##### Excerpted data
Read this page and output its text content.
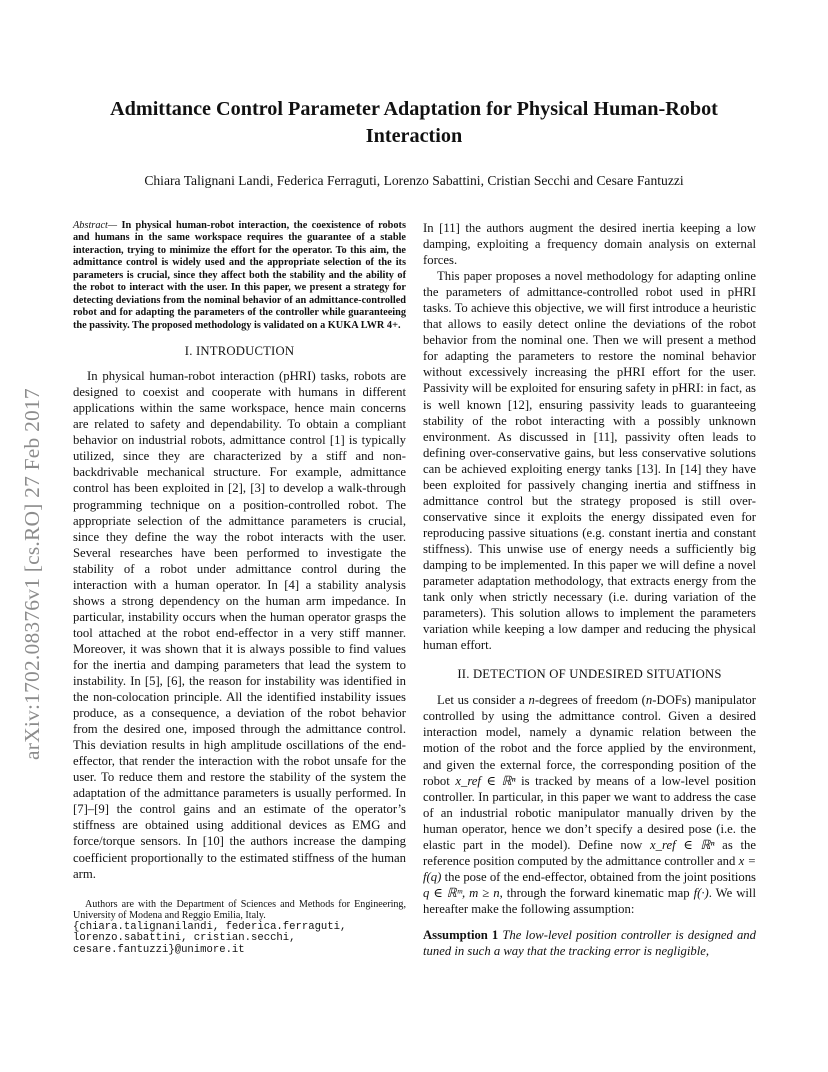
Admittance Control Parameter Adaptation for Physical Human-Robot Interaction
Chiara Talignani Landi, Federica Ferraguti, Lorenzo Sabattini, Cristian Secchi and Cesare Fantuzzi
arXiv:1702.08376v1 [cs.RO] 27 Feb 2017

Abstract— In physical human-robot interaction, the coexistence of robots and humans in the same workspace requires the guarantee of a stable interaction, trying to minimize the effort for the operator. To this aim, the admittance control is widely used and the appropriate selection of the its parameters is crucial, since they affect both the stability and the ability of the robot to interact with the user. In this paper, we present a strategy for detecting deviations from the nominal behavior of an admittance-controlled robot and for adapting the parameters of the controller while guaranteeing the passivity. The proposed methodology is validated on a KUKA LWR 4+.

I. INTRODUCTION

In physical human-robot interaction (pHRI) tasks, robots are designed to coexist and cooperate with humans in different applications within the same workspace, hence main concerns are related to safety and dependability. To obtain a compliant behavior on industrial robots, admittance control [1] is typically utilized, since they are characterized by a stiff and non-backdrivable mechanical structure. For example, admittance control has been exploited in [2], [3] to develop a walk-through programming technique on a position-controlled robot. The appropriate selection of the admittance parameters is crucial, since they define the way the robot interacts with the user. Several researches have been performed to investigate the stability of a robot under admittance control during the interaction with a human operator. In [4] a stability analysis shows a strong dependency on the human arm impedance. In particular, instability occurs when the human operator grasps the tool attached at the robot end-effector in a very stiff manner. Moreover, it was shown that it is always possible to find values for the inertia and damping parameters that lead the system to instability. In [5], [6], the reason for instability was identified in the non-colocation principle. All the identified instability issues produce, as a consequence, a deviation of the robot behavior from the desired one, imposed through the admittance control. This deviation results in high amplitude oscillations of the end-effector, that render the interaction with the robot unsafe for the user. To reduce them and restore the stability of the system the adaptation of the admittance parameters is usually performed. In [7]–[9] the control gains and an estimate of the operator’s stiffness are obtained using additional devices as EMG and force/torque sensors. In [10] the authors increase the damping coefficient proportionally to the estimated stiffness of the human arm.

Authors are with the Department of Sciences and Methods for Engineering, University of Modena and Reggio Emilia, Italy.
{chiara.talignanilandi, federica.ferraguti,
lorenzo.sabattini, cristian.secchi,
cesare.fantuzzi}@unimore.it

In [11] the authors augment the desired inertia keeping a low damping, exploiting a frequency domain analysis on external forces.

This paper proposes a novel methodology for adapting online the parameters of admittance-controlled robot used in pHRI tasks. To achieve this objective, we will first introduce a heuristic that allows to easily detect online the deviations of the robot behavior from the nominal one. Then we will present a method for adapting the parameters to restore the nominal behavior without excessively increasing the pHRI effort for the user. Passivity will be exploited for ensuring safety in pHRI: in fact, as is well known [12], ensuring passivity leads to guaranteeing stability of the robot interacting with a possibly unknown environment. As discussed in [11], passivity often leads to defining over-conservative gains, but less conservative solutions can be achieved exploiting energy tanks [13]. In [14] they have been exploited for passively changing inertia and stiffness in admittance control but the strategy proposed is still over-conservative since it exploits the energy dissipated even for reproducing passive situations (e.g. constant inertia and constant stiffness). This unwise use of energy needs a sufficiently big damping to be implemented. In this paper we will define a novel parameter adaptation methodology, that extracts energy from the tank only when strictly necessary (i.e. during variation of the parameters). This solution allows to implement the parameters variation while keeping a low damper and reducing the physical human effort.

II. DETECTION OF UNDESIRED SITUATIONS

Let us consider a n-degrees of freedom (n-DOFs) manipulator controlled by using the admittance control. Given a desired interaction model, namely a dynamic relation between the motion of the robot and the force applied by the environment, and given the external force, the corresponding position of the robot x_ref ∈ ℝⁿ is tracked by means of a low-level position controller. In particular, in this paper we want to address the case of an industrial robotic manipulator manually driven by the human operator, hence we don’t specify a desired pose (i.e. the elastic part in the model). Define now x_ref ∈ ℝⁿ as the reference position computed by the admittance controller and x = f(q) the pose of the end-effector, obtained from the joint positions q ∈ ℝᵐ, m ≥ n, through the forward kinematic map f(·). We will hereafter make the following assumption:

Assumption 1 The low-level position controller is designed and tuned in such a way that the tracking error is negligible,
##########
To be done:
Only lines with the string "level" belong in your answer; copy each one.

Exercise result:
Let us consider a n-degrees of freedom (n-DOFs) manipulator controlled by using the admittance control. Given a desired interaction model, namely a dynamic relation between the motion of the robot and the force applied by the environment, and given the external force, the corresponding position of the robot x_ref ∈ ℝⁿ is tracked by means of a low-level position controller. In particular, in this paper we want to address the case of an industrial robotic manipulator manually driven by the human operator, hence we don’t specify a desired pose (i.e. the elastic part in the model). Define now x_ref ∈ ℝⁿ as the reference position computed by the admittance controller and x = f(q) the pose of the end-effector, obtained from the joint positions q ∈ ℝᵐ, m ≥ n, through the forward kinematic map f(·). We will hereafter make the following assumption:
Assumption 1 The low-level position controller is designed and tuned in such a way that the tracking error is negligible,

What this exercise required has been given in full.